-- START --

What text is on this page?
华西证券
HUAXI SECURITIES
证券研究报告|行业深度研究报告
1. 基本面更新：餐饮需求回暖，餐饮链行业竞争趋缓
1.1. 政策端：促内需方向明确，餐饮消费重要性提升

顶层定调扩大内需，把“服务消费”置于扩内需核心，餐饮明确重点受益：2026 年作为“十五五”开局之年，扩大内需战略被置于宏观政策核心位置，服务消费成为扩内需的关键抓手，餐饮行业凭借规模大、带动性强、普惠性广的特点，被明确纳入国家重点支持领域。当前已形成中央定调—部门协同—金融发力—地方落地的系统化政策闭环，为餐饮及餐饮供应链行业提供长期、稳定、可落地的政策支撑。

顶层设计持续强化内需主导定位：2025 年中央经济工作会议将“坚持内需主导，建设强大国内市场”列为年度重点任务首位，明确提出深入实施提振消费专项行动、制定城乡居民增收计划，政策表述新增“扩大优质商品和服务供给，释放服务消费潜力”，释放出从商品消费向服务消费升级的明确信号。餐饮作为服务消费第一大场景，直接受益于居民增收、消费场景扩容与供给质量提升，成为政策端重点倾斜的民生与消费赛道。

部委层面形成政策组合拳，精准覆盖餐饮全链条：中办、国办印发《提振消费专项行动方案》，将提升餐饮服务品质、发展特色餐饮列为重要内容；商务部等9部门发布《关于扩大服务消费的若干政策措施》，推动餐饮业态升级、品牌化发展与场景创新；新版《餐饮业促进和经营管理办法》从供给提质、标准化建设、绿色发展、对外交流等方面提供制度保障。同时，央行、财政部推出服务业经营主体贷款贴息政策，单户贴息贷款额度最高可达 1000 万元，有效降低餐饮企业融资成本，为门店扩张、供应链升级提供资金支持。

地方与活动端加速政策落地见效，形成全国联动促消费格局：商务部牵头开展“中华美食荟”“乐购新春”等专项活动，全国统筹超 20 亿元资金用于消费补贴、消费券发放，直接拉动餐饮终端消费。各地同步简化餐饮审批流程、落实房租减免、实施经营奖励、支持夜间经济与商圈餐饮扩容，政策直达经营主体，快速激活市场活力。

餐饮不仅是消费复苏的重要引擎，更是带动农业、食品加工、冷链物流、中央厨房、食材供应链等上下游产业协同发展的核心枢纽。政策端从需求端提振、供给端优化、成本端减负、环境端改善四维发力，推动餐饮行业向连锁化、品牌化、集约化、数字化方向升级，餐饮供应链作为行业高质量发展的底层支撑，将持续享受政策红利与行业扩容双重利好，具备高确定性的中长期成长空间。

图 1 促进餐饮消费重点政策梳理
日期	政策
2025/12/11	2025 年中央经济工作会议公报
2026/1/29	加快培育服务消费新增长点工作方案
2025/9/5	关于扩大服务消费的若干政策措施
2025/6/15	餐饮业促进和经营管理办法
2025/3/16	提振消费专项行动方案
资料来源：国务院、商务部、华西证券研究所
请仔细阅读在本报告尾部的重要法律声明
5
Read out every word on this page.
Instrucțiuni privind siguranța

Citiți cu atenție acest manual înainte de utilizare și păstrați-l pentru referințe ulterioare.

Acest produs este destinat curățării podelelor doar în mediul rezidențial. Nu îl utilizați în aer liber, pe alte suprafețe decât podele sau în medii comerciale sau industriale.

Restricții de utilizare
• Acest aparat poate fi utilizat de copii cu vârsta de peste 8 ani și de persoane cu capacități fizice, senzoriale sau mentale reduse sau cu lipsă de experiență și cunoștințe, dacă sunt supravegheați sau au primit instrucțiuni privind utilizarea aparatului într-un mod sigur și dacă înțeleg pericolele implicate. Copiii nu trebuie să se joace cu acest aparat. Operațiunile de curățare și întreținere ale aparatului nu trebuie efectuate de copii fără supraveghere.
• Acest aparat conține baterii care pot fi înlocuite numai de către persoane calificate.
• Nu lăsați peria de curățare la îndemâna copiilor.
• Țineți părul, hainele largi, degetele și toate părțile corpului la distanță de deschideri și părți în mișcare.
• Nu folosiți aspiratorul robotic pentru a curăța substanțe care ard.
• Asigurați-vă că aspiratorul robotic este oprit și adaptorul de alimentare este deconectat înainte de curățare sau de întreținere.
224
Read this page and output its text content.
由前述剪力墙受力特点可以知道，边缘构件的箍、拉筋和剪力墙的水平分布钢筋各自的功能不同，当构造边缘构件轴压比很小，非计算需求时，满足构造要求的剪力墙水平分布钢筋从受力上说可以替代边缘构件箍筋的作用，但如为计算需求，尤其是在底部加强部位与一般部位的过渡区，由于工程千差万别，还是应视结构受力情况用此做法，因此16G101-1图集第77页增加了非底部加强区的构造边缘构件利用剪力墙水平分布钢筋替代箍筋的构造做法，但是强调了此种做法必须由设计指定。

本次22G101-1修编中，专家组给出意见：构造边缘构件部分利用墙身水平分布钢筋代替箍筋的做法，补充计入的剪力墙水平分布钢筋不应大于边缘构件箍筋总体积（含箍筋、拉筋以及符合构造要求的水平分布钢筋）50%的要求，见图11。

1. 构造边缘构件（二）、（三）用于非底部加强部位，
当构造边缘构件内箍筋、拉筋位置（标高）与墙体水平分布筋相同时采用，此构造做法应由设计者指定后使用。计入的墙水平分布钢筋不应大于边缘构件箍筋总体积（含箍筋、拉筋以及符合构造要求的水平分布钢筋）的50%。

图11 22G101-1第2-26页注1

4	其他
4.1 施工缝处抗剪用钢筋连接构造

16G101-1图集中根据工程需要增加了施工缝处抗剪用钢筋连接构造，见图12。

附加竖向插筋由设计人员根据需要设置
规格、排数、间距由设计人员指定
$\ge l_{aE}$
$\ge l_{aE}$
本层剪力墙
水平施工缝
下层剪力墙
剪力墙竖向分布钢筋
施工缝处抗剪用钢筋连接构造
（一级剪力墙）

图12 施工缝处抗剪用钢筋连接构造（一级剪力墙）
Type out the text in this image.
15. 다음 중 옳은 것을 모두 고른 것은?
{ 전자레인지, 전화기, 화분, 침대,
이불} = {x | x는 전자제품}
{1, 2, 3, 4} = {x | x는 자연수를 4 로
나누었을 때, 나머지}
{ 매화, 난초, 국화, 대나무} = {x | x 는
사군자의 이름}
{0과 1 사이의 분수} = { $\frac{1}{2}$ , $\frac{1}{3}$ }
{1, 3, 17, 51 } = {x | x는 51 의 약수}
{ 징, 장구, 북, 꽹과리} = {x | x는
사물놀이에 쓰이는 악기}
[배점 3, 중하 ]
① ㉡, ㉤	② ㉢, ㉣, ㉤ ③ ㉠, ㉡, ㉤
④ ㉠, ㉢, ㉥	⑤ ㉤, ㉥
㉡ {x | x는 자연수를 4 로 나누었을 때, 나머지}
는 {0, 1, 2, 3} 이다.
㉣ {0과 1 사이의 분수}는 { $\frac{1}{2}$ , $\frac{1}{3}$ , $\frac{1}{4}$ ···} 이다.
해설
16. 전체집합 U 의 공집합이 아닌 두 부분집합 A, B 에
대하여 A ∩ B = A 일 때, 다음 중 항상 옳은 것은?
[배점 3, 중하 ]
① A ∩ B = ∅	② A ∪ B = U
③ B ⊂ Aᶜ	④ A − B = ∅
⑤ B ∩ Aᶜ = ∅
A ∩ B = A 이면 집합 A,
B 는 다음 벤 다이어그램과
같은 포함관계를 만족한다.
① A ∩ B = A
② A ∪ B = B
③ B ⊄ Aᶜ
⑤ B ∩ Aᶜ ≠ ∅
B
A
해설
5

-- END --

◆ OBJECTIVE ◆
Go through the listing above and return every line where the word "text" occurs.

◆ SOLVED PROBLEM ◆
What text is on this page?
Read this page and output its text content.
Type out the text in this image.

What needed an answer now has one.